**PASSAGE TO READ**.
Food Expiration Dates Are Terribly Misleading

By: Wil Fulton 

Credit: Cole Saladino/Thrillist

There are three ways to approach expired food: with caution and trepidation, say “screw it” and eat it anyway, or say “aw hell no,” and toss your graham crackers out the window as soon as they are within 48 hours of the date stamped on the box.

Almost 90% of Americans will throw away perfectly safe and edible food the day it hits its “expiration date.” I used to be part of that percentage. I believed that if I consumed a food past its date, I would surely contract an unprecedented hybrid of smallpox, herpes, lupus, and E. coli, turning me into a bed-ridden, fly-covered zombie, which would thoroughly ruin all weekend plans. These dates are held as sacrosanct, but in many respects, that sentiment is just plain wrong.

Basically, I’m Morpheus, and I’m telling you your entire consuming life has been one big fat sham. This article is your red pill for food-based enlightenment. Take it.

Credit: Valestock/Shutterstock.com

In one episode of the (excellent) podcast 99% Invisible, host Roman Mars and crew examine the expiration date debacle themselves, and find that it is almost scientifically impossible to accurately predict when food you buy may become unsafe to eat. For instance, leaving milk in a hot car the day you buy it will ensure it spoils faster, and colder fridge temperatures can keep a carton of milk longer than others. There are just too many variables to peg a specific day.

They also clear up a long-held medical falsehood: old food almost never makes you sick, contaminated food is what will land you in a hospital bed (or grave). So, these dates, even with fickle dairy items, are not safety precautions. Deli meats, unpasteurized dairy, smoked seafood – these are the foods that may increase in contamination with time. Graham crackers? Not so much.

…and not some mystical time where your food will “expire.” But “freshness” in this case is a nebulous, unspecific parameter.

Once dates on packaging became industry standard, the government began to pursue a uniform system for marking freshness dates. There was zero federal regulation and standardization of dates placed on food. The FDA even attempted to gain some control, but since the labels focused on freshness rather than health, they determined it was not worth their precious time.

Despite these murky details, so many of us believe the dates on our food are ironclad parameters that tell us when our food is safe to consume. Except for my Aunt Linda, who consistently fed me expired yogurt whenever I visit her. As it turns out, she may have the right idea.

According to 99% Invisible, a group of testers will subjectively sample food of varying ages and then take a survey. Those results lead to the freshness (or “expiration,” or “best by”) date. So some random tester saying “these waffles taste kind of weird” determines that seemingly concrete but actually very non-scientific expiration date on your food and drink.

And smaller companies, without the budget/time for a taste testing session, will sometimes just estimate (read: make up) their dates. So, if your artisanal, small batch, locally sourced chipotle-infused pickles still taste good a few weeks after they “expire,” it’s no coincidence.

**ENTRIES SHOWN**.
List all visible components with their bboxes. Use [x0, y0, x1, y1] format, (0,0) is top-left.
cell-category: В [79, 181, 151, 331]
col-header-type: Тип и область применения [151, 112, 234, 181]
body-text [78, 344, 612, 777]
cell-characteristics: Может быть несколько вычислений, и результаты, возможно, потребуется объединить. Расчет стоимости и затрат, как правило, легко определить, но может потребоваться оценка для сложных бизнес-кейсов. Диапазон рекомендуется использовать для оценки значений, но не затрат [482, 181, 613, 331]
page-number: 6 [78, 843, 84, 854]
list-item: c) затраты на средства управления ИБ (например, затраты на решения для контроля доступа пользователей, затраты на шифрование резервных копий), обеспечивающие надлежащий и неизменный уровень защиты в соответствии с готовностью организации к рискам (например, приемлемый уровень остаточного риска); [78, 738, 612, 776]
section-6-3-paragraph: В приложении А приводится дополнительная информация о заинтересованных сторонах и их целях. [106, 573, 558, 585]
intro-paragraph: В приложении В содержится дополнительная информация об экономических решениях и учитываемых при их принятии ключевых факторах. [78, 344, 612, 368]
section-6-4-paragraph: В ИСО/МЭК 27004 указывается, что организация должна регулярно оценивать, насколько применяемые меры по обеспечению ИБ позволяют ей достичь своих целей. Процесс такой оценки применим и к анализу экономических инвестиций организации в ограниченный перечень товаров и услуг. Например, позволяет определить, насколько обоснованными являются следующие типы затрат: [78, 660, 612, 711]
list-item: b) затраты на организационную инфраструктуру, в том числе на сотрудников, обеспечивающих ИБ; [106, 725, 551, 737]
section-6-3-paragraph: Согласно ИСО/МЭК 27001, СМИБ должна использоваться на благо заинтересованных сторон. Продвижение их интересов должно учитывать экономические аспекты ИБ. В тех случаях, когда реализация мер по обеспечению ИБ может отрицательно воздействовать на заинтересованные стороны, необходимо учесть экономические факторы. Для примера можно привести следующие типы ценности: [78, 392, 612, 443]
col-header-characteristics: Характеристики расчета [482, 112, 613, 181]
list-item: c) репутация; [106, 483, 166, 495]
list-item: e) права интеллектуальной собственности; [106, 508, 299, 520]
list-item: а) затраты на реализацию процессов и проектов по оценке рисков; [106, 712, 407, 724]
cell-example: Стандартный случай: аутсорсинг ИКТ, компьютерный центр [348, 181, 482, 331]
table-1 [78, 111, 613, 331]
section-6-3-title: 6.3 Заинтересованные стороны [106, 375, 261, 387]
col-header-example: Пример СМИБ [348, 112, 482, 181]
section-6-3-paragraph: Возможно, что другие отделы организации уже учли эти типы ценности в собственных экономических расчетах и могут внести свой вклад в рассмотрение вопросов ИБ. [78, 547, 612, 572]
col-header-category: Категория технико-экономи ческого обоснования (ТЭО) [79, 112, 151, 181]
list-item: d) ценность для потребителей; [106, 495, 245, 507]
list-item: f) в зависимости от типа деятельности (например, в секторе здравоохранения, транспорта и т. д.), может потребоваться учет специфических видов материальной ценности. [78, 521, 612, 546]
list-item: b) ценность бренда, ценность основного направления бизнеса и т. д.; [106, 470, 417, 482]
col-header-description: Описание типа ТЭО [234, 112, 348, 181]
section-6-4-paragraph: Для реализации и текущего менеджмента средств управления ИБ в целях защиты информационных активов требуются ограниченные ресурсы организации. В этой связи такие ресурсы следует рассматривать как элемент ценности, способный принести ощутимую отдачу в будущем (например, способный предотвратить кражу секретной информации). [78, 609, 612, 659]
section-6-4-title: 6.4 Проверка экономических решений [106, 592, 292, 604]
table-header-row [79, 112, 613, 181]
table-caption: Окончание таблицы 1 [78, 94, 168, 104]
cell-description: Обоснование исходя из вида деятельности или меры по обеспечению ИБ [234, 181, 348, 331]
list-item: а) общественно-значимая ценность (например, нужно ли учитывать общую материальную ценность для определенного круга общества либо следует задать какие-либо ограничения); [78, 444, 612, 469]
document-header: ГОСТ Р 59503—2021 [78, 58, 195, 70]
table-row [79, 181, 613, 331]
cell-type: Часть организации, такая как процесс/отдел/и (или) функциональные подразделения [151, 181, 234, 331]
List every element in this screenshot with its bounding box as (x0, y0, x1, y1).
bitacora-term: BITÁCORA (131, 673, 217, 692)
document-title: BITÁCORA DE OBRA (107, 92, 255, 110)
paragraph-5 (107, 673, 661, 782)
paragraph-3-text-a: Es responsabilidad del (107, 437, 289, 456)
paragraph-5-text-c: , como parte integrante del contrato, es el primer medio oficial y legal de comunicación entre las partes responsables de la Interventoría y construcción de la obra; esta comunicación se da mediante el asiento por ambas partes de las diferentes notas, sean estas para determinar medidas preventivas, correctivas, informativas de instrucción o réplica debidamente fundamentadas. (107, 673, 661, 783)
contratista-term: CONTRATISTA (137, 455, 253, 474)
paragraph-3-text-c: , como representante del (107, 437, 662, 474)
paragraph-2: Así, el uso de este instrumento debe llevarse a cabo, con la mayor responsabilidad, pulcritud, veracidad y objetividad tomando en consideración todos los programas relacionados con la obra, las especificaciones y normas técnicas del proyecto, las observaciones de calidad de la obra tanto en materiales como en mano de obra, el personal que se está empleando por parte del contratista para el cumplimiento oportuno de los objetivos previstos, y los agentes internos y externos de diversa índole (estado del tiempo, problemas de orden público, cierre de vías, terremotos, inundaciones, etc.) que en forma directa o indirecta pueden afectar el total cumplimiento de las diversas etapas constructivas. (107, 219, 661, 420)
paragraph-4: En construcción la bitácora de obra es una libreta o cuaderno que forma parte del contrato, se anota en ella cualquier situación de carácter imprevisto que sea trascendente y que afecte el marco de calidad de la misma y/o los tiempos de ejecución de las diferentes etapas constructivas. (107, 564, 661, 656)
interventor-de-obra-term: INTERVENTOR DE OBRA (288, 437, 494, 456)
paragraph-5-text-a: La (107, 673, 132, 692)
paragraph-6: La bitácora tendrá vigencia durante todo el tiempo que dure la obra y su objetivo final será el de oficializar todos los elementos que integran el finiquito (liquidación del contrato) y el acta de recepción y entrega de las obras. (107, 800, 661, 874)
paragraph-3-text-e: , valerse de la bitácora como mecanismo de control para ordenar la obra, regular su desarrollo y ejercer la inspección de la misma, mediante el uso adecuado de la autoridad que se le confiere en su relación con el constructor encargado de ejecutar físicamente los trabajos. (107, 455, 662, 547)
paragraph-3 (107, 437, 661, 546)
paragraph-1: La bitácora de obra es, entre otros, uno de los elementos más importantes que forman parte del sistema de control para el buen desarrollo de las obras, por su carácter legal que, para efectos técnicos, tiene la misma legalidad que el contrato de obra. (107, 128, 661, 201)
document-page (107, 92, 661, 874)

**TASK LIST**.
a) According to the article on food expiration dates, what share of Americans throw away perfectly safe food the day it reaches its expiration date?
b) Pick up the article on food expiration dates after its final sentence and continue it in the same voice.
The data has no connection to the article on food expiration dates.

**RESULTS OF THE TASKS**.
a) Almost 90% of Americans.

b)
Credit: Flickr/Chris Waits

In what may be the most comprehensive look at this mess, in a joint research paper conducted by the NRDC and the Harvard Food Law and Policy Clinic, the authors state “…[The inconsistency] exists on multiple levels, including whether manufacturers affix a date label in the first place, how they choose which label category to apply, internal inconsistency within each label category due to the lack of formal legal definitions, and variability surrounding how the date used on a product is determined. The result is that consumers cannot rely on the dates on food to consistently have the same meaning.”

“Expiration date,” “freshness date,” “Best if sold by” – the nomenclature stamped on our food varies from state-to-state. There are no individual definitions for what these phrases mean, and it’s almost as if every state threw a dart at a word cluster and just went with it. There’s no uniform system tying our nation’s food products together, no official metric to judge these dates by, and no government agency overseeing or enforcing this system.

In the late 1970s, it was becoming clear that Americans were drifting away from their natural food sources, and buying the bulk of their eats in supermarkets, in pre-packaged or frozen form. During this boom, most food products had encrypted freshness dates that only retailers could read. But this information wasn’t plainly visible to the public.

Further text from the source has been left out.